**Task:**
Give the entries again exactly, every one of them.

..........

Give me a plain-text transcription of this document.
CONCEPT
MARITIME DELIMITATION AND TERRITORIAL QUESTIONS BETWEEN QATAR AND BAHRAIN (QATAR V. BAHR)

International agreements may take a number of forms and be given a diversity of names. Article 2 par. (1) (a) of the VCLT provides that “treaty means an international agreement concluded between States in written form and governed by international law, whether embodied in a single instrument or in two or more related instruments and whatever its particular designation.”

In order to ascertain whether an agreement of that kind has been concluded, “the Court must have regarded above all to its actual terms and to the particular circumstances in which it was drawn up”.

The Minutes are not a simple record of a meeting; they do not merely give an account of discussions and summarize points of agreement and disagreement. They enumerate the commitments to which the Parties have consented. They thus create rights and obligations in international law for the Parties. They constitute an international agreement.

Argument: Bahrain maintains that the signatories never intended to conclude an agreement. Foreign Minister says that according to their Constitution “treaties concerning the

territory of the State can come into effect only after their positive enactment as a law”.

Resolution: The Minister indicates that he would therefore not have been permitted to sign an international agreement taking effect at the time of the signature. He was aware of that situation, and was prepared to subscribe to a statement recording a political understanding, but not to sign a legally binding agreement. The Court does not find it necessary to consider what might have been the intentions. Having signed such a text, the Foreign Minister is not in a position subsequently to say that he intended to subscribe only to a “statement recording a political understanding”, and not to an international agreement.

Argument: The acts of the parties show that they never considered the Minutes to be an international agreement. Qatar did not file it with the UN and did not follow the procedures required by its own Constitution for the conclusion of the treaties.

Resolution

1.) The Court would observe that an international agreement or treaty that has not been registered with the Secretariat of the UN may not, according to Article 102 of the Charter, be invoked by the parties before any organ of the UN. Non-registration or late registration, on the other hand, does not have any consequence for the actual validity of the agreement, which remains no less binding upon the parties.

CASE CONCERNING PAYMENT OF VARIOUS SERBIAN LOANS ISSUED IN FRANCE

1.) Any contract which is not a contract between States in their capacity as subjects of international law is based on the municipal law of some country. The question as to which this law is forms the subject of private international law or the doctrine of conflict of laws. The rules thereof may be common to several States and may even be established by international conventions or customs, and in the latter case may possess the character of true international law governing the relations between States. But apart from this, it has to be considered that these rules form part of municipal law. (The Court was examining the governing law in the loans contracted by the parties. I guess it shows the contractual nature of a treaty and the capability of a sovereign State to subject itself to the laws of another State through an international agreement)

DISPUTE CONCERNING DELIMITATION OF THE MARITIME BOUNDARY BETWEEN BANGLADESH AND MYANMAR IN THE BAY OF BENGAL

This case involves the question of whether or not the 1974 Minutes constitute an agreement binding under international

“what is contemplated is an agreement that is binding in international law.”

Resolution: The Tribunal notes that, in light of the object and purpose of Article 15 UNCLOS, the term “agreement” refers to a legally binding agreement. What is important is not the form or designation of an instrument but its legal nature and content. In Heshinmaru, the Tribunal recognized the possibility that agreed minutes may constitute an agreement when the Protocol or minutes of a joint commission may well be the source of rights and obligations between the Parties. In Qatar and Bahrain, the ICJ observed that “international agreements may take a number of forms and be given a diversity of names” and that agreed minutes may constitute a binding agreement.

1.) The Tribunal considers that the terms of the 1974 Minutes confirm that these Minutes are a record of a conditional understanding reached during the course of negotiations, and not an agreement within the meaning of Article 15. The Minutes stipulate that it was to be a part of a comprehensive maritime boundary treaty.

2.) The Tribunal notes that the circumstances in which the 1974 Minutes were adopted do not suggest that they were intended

..........

**Final result:**
Give me a plain-text transcription of this document.
CONCEPT
MARITIME DELIMITATION AND TERRITORIAL QUESTIONS BETWEEN QATAR AND BAHRAIN (QATAR V. BAHR)

International agreements may take a number of forms and be given a diversity of names. Article 2 par. (1) (a) of the VCLT provides that “treaty means an international agreement concluded between States in written form and governed by international law, whether embodied in a single instrument or in two or more related instruments and whatever its particular designation.”

In order to ascertain whether an agreement of that kind has been concluded, “the Court must have regarded above all to its actual terms and to the particular circumstances in which it was drawn up”.

The Minutes are not a simple record of a meeting; they do not merely give an account of discussions and summarize points of agreement and disagreement. They enumerate the commitments to which the Parties have consented. They thus create rights and obligations in international law for the Parties. They constitute an international agreement.

Argument: Bahrain maintains that the signatories never intended to conclude an agreement. Foreign Minister says that according to their Constitution “treaties concerning the

territory of the State can come into effect only after their positive enactment as a law”.

Resolution: The Minister indicates that he would therefore not have been permitted to sign an international agreement taking effect at the time of the signature. He was aware of that situation, and was prepared to subscribe to a statement recording a political understanding, but not to sign a legally binding agreement. The Court does not find it necessary to consider what might have been the intentions. Having signed such a text, the Foreign Minister is not in a position subsequently to say that he intended to subscribe only to a “statement recording a political understanding”, and not to an international agreement.

Argument: The acts of the parties show that they never considered the Minutes to be an international agreement. Qatar did not file it with the UN and did not follow the procedures required by its own Constitution for the conclusion of the treaties.

Resolution

1.) The Court would observe that an international agreement or treaty that has not been registered with the Secretariat of the UN may not, according to Article 102 of the Charter, be invoked by the parties before any organ of the UN. Non-registration or late registration, on the other hand, does not have any consequence for the actual validity of the agreement, which remains no less binding upon the parties.

CASE CONCERNING PAYMENT OF VARIOUS SERBIAN LOANS ISSUED IN FRANCE

1.) Any contract which is not a contract between States in their capacity as subjects of international law is based on the municipal law of some country. The question as to which this law is forms the subject of private international law or the doctrine of conflict of laws. The rules thereof may be common to several States and may even be established by international conventions or customs, and in the latter case may possess the character of true international law governing the relations between States. But apart from this, it has to be considered that these rules form part of municipal law. (The Court was examining the governing law in the loans contracted by the parties. I guess it shows the contractual nature of a treaty and the capability of a sovereign State to subject itself to the laws of another State through an international agreement)

DISPUTE CONCERNING DELIMITATION OF THE MARITIME BOUNDARY BETWEEN BANGLADESH AND MYANMAR IN THE BAY OF BENGAL

This case involves the question of whether or not the 1974 Minutes constitute an agreement binding under international

“what is contemplated is an agreement that is binding in international law.”

Resolution: The Tribunal notes that, in light of the object and purpose of Article 15 UNCLOS, the term “agreement” refers to a legally binding agreement. What is important is not the form or designation of an instrument but its legal nature and content. In Heshinmaru, the Tribunal recognized the possibility that agreed minutes may constitute an agreement when the Protocol or minutes of a joint commission may well be the source of rights and obligations between the Parties. In Qatar and Bahrain, the ICJ observed that “international agreements may take a number of forms and be given a diversity of names” and that agreed minutes may constitute a binding agreement.

1.) The Tribunal considers that the terms of the 1974 Minutes confirm that these Minutes are a record of a conditional understanding reached during the course of negotiations, and not an agreement within the meaning of Article 15. The Minutes stipulate that it was to be a part of a comprehensive maritime boundary treaty.

2.) The Tribunal notes that the circumstances in which the 1974 Minutes were adopted do not suggest that they were intended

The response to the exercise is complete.